Given problem ▸ Each record that follows should be repeated exactly, minus any images.

Information provided ▸
+++
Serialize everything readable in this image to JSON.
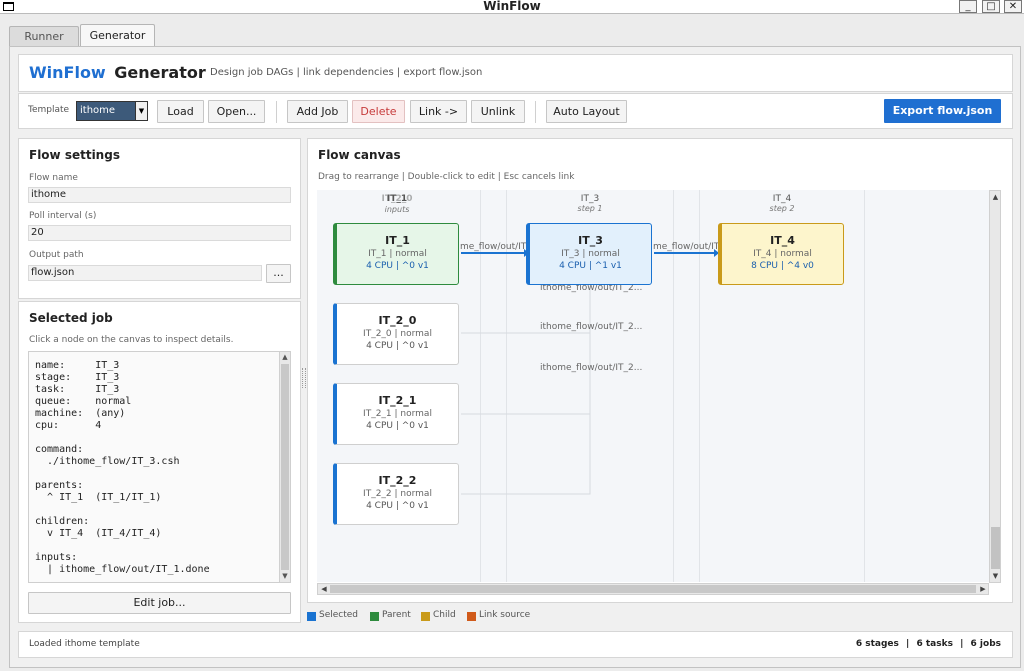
{
  "window": {
    "title": "WinFlow"
  },
  "tabs": [
    "Runner",
    "Generator"
  ],
  "header": {
    "brand": "WinFlow",
    "title": "Generator",
    "subtitle": "Design job DAGs | link dependencies | export flow.json"
  },
  "toolbar": {
    "template_label": "Template",
    "template_value": "ithome",
    "load": "Load",
    "open": "Open...",
    "add_job": "Add Job",
    "delete": "Delete",
    "link": "Link ->",
    "unlink": "Unlink",
    "auto_layout": "Auto Layout",
    "export": "Export flow.json"
  },
  "flow_settings": {
    "title": "Flow settings",
    "flow_name_label": "Flow name",
    "flow_name": "ithome",
    "poll_label": "Poll interval (s)",
    "poll": "20",
    "output_label": "Output path",
    "output": "flow.json",
    "browse": "..."
  },
  "selected_job": {
    "title": "Selected job",
    "hint": "Click a node on the canvas to inspect details.",
    "details": "name:     IT_3\nstage:    IT_3\ntask:     IT_3\nqueue:    normal\nmachine:  (any)\ncpu:      4\n\ncommand:\n  ./ithome_flow/IT_3.csh\n\nparents:\n  ^ IT_1  (IT_1/IT_1)\n\nchildren:\n  v IT_4  (IT_4/IT_4)\n\ninputs:\n  | ithome_flow/out/IT_1.done",
    "edit": "Edit job..."
  },
  "canvas": {
    "title": "Flow canvas",
    "hint": "Drag to rearrange | Double-click to edit | Esc cancels link",
    "columns": [
      {
        "name": "IT_1",
        "overlap": "IT_2_0",
        "sub": "inputs"
      },
      {
        "name": "IT_3",
        "sub": "step 1"
      },
      {
        "name": "IT_4",
        "sub": "step 2"
      }
    ],
    "nodes": [
      {
        "id": "IT_1",
        "sub": "IT_1 | normal",
        "info": "4 CPU  |  ^0  v1"
      },
      {
        "id": "IT_3",
        "sub": "IT_3 | normal",
        "info": "4 CPU  |  ^1  v1"
      },
      {
        "id": "IT_4",
        "sub": "IT_4 | normal",
        "info": "8 CPU  |  ^4  v0"
      },
      {
        "id": "IT_2_0",
        "sub": "IT_2_0 | normal",
        "info": "4 CPU  |  ^0  v1"
      },
      {
        "id": "IT_2_1",
        "sub": "IT_2_1 | normal",
        "info": "4 CPU  |  ^0  v1"
      },
      {
        "id": "IT_2_2",
        "sub": "IT_2_2 | normal",
        "info": "4 CPU  |  ^0  v1"
      }
    ],
    "edge_labels": [
      "me_flow/out/IT",
      "me_flow/out/IT",
      "ithome_flow/out/IT_2...",
      "ithome_flow/out/IT_2...",
      "ithome_flow/out/IT_2..."
    ],
    "legend": [
      {
        "label": "Selected",
        "color": "#1a73d1"
      },
      {
        "label": "Parent",
        "color": "#2e8b3e"
      },
      {
        "label": "Child",
        "color": "#c99a1a"
      },
      {
        "label": "Link source",
        "color": "#d05a1a"
      }
    ]
  },
  "status": {
    "message": "Loaded ithome template",
    "stages": "6 stages",
    "tasks": "6 tasks",
    "jobs": "6 jobs",
    "sep": "|"
  }
}
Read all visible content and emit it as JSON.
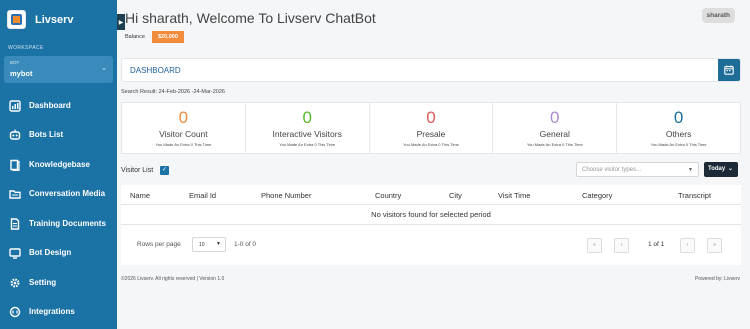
{
  "brand": {
    "name": "Livserv"
  },
  "sidebar": {
    "workspace_label": "WORKSPACE",
    "bot_label": "BOT",
    "bot_name": "mybot",
    "items": [
      {
        "label": "Dashboard",
        "icon": "dashboard-icon"
      },
      {
        "label": "Bots List",
        "icon": "robot-icon"
      },
      {
        "label": "Knowledgebase",
        "icon": "book-icon"
      },
      {
        "label": "Conversation Media",
        "icon": "folder-icon"
      },
      {
        "label": "Training Documents",
        "icon": "document-icon"
      },
      {
        "label": "Bot Design",
        "icon": "design-icon"
      },
      {
        "label": "Setting",
        "icon": "gear-icon"
      },
      {
        "label": "Integrations",
        "icon": "integration-icon"
      }
    ]
  },
  "header": {
    "welcome": "Hi sharath, Welcome To Livserv ChatBot",
    "user": "sharath",
    "balance_label": "Balance",
    "balance_value": "$20,000"
  },
  "dashboard": {
    "title": "DASHBOARD",
    "search_result": "Search Result: 24-Feb-2026 -24-Mar-2026"
  },
  "stats": [
    {
      "value": "0",
      "label": "Visitor Count",
      "sub": "You Made An Extra 0 This Time",
      "color": "#f08c3c"
    },
    {
      "value": "0",
      "label": "Interactive Visitors",
      "sub": "You Made An Extra 0 This Time",
      "color": "#5cb82e"
    },
    {
      "value": "0",
      "label": "Presale",
      "sub": "You Made An Extra 0 This Time",
      "color": "#e35a5a"
    },
    {
      "value": "0",
      "label": "General",
      "sub": "You Made An Extra 0 This Time",
      "color": "#a98cd0"
    },
    {
      "value": "0",
      "label": "Others",
      "sub": "You Made An Extra 0 This Time",
      "color": "#1d6d98"
    }
  ],
  "visitors": {
    "list_label": "Visitor List",
    "filter_placeholder": "Choose visitor types...",
    "range_button": "Today",
    "columns": [
      "Name",
      "Email Id",
      "Phone Number",
      "Country",
      "City",
      "Visit Time",
      "Category",
      "Transcript"
    ],
    "empty_message": "No visitors found for selected period",
    "rows_per_page_label": "Rows per page",
    "rows_per_page_value": "10",
    "range_text": "1-0 of 0",
    "page_info": "1 of 1"
  },
  "footer": {
    "copyright": "©2026 Livserv. All rights reserved | Version 1.0",
    "powered": "Powered by: Livserv"
  }
}
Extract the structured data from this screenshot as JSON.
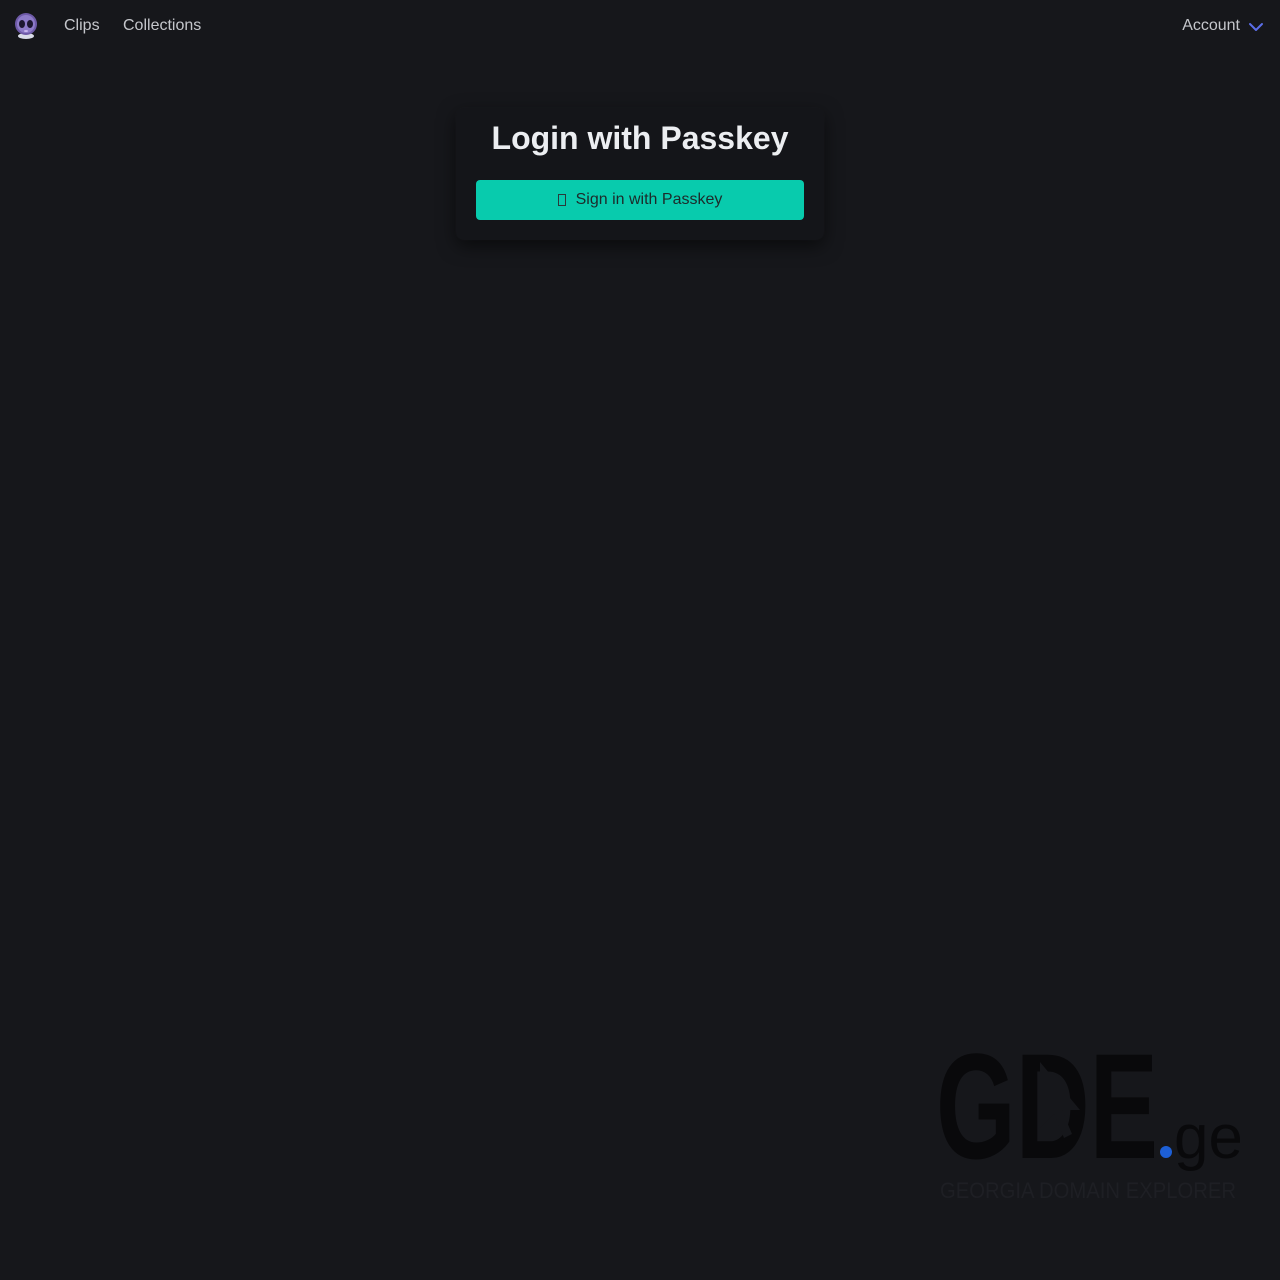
{
  "nav": {
    "logo_icon": "alien-icon",
    "links": [
      {
        "label": "Clips"
      },
      {
        "label": "Collections"
      }
    ],
    "account_label": "Account",
    "account_icon": "chevron-down-icon",
    "accent_color": "#5b6ee8"
  },
  "login": {
    "title": "Login with Passkey",
    "button_label": "Sign in with Passkey",
    "button_icon": "key-icon",
    "button_color": "#08cbad"
  },
  "watermark": {
    "logo_text": "GDE",
    "tld": ".ge",
    "tagline": "GEORGIA DOMAIN EXPLORER"
  }
}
+++
Problem solution ▸
Serialize everything readable in this image to JSON.
{
  "window": {
    "title": "WinFlow"
  },
  "tabs": [
    "Runner",
    "Generator"
  ],
  "header": {
    "brand": "WinFlow",
    "title": "Generator",
    "subtitle": "Design job DAGs | link dependencies | export flow.json"
  },
  "toolbar": {
    "template_label": "Template",
    "template_value": "ithome",
    "load": "Load",
    "open": "Open...",
    "add_job": "Add Job",
    "delete": "Delete",
    "link": "Link ->",
    "unlink": "Unlink",
    "auto_layout": "Auto Layout",
    "export": "Export flow.json"
  },
  "flow_settings": {
    "title": "Flow settings",
    "flow_name_label": "Flow name",
    "flow_name": "ithome",
    "poll_label": "Poll interval (s)",
    "poll": "20",
    "output_label": "Output path",
    "output": "flow.json",
    "browse": "..."
  },
  "selected_job": {
    "title": "Selected job",
    "hint": "Click a node on the canvas to inspect details.",
    "details": "name:     IT_3\nstage:    IT_3\ntask:     IT_3\nqueue:    normal\nmachine:  (any)\ncpu:      4\n\ncommand:\n  ./ithome_flow/IT_3.csh\n\nparents:\n  ^ IT_1  (IT_1/IT_1)\n\nchildren:\n  v IT_4  (IT_4/IT_4)\n\ninputs:\n  | ithome_flow/out/IT_1.done",
    "edit": "Edit job..."
  },
  "canvas": {
    "title": "Flow canvas",
    "hint": "Drag to rearrange | Double-click to edit | Esc cancels link",
    "columns": [
      {
        "name": "IT_1",
        "overlap": "IT_2_0",
        "sub": "inputs"
      },
      {
        "name": "IT_3",
        "sub": "step 1"
      },
      {
        "name": "IT_4",
        "sub": "step 2"
      }
    ],
    "nodes": [
      {
        "id": "IT_1",
        "sub": "IT_1 | normal",
        "info": "4 CPU  |  ^0  v1"
      },
      {
        "id": "IT_3",
        "sub": "IT_3 | normal",
        "info": "4 CPU  |  ^1  v1"
      },
      {
        "id": "IT_4",
        "sub": "IT_4 | normal",
        "info": "8 CPU  |  ^4  v0"
      },
      {
        "id": "IT_2_0",
        "sub": "IT_2_0 | normal",
        "info": "4 CPU  |  ^0  v1"
      },
      {
        "id": "IT_2_1",
        "sub": "IT_2_1 | normal",
        "info": "4 CPU  |  ^0  v1"
      },
      {
        "id": "IT_2_2",
        "sub": "IT_2_2 | normal",
        "info": "4 CPU  |  ^0  v1"
      }
    ],
    "edge_labels": [
      "me_flow/out/IT",
      "me_flow/out/IT",
      "ithome_flow/out/IT_2...",
      "ithome_flow/out/IT_2...",
      "ithome_flow/out/IT_2..."
    ],
    "legend": [
      {
        "label": "Selected",
        "color": "#1a73d1"
      },
      {
        "label": "Parent",
        "color": "#2e8b3e"
      },
      {
        "label": "Child",
        "color": "#c99a1a"
      },
      {
        "label": "Link source",
        "color": "#d05a1a"
      }
    ]
  },
  "status": {
    "message": "Loaded ithome template",
    "stages": "6 stages",
    "tasks": "6 tasks",
    "jobs": "6 jobs",
    "sep": "|"
  }
}
Read all visible content and emit it as JSON.
{
  "brand": {
    "name": "Livserv"
  },
  "sidebar": {
    "workspace_label": "WORKSPACE",
    "bot_label": "BOT",
    "bot_name": "mybot",
    "items": [
      {
        "label": "Dashboard",
        "icon": "dashboard-icon"
      },
      {
        "label": "Bots List",
        "icon": "robot-icon"
      },
      {
        "label": "Knowledgebase",
        "icon": "book-icon"
      },
      {
        "label": "Conversation Media",
        "icon": "folder-icon"
      },
      {
        "label": "Training Documents",
        "icon": "document-icon"
      },
      {
        "label": "Bot Design",
        "icon": "design-icon"
      },
      {
        "label": "Setting",
        "icon": "gear-icon"
      },
      {
        "label": "Integrations",
        "icon": "integration-icon"
      }
    ]
  },
  "header": {
    "welcome": "Hi sharath, Welcome To Livserv ChatBot",
    "user": "sharath",
    "balance_label": "Balance",
    "balance_value": "$20,000"
  },
  "dashboard": {
    "title": "DASHBOARD",
    "search_result": "Search Result: 24-Feb-2026 -24-Mar-2026"
  },
  "stats": [
    {
      "value": "0",
      "label": "Visitor Count",
      "sub": "You Made An Extra 0 This Time",
      "color": "#f08c3c"
    },
    {
      "value": "0",
      "label": "Interactive Visitors",
      "sub": "You Made An Extra 0 This Time",
      "color": "#5cb82e"
    },
    {
      "value": "0",
      "label": "Presale",
      "sub": "You Made An Extra 0 This Time",
      "color": "#e35a5a"
    },
    {
      "value": "0",
      "label": "General",
      "sub": "You Made An Extra 0 This Time",
      "color": "#a98cd0"
    },
    {
      "value": "0",
      "label": "Others",
      "sub": "You Made An Extra 0 This Time",
      "color": "#1d6d98"
    }
  ],
  "visitors": {
    "list_label": "Visitor List",
    "filter_placeholder": "Choose visitor types...",
    "range_button": "Today",
    "columns": [
      "Name",
      "Email Id",
      "Phone Number",
      "Country",
      "City",
      "Visit Time",
      "Category",
      "Transcript"
    ],
    "empty_message": "No visitors found for selected period",
    "rows_per_page_label": "Rows per page",
    "rows_per_page_value": "10",
    "range_text": "1-0 of 0",
    "page_info": "1 of 1"
  },
  "footer": {
    "copyright": "©2026 Livserv. All rights reserved | Version 1.0",
    "powered": "Powered by: Livserv"
  }
}
Extract the structured data from this screenshot as JSON.
{
  "nav": {
    "logo_icon": "alien-icon",
    "links": [
      {
        "label": "Clips"
      },
      {
        "label": "Collections"
      }
    ],
    "account_label": "Account",
    "account_icon": "chevron-down-icon",
    "accent_color": "#5b6ee8"
  },
  "login": {
    "title": "Login with Passkey",
    "button_label": "Sign in with Passkey",
    "button_icon": "key-icon",
    "button_color": "#08cbad"
  },
  "watermark": {
    "logo_text": "GDE",
    "tld": ".ge",
    "tagline": "GEORGIA DOMAIN EXPLORER"
  }
}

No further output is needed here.